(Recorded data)
╔══

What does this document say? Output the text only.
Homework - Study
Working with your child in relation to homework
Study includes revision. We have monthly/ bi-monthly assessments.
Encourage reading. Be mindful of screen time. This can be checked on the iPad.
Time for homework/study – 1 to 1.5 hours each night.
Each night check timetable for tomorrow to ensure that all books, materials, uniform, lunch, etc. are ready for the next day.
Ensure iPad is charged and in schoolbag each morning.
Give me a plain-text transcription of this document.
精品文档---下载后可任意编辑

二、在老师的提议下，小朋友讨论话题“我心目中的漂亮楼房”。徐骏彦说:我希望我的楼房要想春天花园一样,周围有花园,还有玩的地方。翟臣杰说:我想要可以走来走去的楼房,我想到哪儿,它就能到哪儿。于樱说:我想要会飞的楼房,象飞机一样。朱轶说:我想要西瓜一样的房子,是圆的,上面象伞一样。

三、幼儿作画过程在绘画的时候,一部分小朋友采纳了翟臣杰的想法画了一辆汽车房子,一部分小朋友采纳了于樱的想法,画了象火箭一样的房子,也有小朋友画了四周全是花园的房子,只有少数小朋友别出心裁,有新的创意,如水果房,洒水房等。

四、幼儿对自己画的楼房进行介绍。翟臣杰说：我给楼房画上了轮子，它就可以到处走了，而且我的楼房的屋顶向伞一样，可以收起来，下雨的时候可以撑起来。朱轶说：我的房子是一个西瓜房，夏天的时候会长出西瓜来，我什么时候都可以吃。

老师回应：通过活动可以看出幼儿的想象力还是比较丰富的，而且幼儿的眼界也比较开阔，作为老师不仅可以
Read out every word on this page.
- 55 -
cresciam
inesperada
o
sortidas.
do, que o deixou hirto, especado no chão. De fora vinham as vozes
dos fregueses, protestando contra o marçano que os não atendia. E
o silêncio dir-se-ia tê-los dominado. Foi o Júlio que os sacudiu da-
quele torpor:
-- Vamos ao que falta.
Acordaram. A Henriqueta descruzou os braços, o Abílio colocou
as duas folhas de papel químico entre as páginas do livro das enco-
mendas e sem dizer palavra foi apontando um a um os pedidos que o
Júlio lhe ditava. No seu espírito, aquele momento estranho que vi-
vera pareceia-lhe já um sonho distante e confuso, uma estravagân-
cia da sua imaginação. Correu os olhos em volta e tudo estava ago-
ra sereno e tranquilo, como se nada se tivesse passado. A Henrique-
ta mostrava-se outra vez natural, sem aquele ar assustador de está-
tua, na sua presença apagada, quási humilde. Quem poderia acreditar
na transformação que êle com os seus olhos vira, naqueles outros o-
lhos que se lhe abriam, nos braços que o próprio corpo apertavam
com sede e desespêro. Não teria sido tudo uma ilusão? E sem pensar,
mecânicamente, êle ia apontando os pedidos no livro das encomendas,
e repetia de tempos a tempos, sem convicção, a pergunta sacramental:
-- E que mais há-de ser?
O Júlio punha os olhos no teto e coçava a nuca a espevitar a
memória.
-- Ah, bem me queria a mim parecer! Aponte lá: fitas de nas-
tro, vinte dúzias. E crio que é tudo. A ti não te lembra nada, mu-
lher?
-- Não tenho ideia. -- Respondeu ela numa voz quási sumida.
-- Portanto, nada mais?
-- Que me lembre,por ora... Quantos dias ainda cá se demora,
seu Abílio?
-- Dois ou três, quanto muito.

╚══

- **AIM**
Print every record exactly as it was given.

- **WORKED SOLUTION**
What does this document say? Output the text only.
Homework - Study
Working with your child in relation to homework
Study includes revision. We have monthly/ bi-monthly assessments.
Encourage reading. Be mindful of screen time. This can be checked on the iPad.
Time for homework/study – 1 to 1.5 hours each night.
Each night check timetable for tomorrow to ensure that all books, materials, uniform, lunch, etc. are ready for the next day.
Ensure iPad is charged and in schoolbag each morning.
Give me a plain-text transcription of this document.
精品文档---下载后可任意编辑

二、在老师的提议下，小朋友讨论话题“我心目中的漂亮楼房”。徐骏彦说:我希望我的楼房要想春天花园一样,周围有花园,还有玩的地方。翟臣杰说:我想要可以走来走去的楼房,我想到哪儿,它就能到哪儿。于樱说:我想要会飞的楼房,象飞机一样。朱轶说:我想要西瓜一样的房子,是圆的,上面象伞一样。

三、幼儿作画过程在绘画的时候,一部分小朋友采纳了翟臣杰的想法画了一辆汽车房子,一部分小朋友采纳了于樱的想法,画了象火箭一样的房子,也有小朋友画了四周全是花园的房子,只有少数小朋友别出心裁,有新的创意,如水果房,洒水房等。

四、幼儿对自己画的楼房进行介绍。翟臣杰说：我给楼房画上了轮子，它就可以到处走了，而且我的楼房的屋顶向伞一样，可以收起来，下雨的时候可以撑起来。朱轶说：我的房子是一个西瓜房，夏天的时候会长出西瓜来，我什么时候都可以吃。

老师回应：通过活动可以看出幼儿的想象力还是比较丰富的，而且幼儿的眼界也比较开阔，作为老师不仅可以
Read out every word on this page.
- 55 -
cresciam
inesperada
o
sortidas.
do, que o deixou hirto, especado no chão. De fora vinham as vozes
dos fregueses, protestando contra o marçano que os não atendia. E
o silêncio dir-se-ia tê-los dominado. Foi o Júlio que os sacudiu da-
quele torpor:
-- Vamos ao que falta.
Acordaram. A Henriqueta descruzou os braços, o Abílio colocou
as duas folhas de papel químico entre as páginas do livro das enco-
mendas e sem dizer palavra foi apontando um a um os pedidos que o
Júlio lhe ditava. No seu espírito, aquele momento estranho que vi-
vera pareceia-lhe já um sonho distante e confuso, uma estravagân-
cia da sua imaginação. Correu os olhos em volta e tudo estava ago-
ra sereno e tranquilo, como se nada se tivesse passado. A Henrique-
ta mostrava-se outra vez natural, sem aquele ar assustador de está-
tua, na sua presença apagada, quási humilde. Quem poderia acreditar
na transformação que êle com os seus olhos vira, naqueles outros o-
lhos que se lhe abriam, nos braços que o próprio corpo apertavam
com sede e desespêro. Não teria sido tudo uma ilusão? E sem pensar,
mecânicamente, êle ia apontando os pedidos no livro das encomendas,
e repetia de tempos a tempos, sem convicção, a pergunta sacramental:
-- E que mais há-de ser?
O Júlio punha os olhos no teto e coçava a nuca a espevitar a
memória.
-- Ah, bem me queria a mim parecer! Aponte lá: fitas de nas-
tro, vinte dúzias. E crio que é tudo. A ti não te lembra nada, mu-
lher?
-- Não tenho ideia. -- Respondeu ela numa voz quási sumida.
-- Portanto, nada mais?
-- Que me lembre,por ora... Quantos dias ainda cá se demora,
seu Abílio?
-- Dois ou três, quanto muito.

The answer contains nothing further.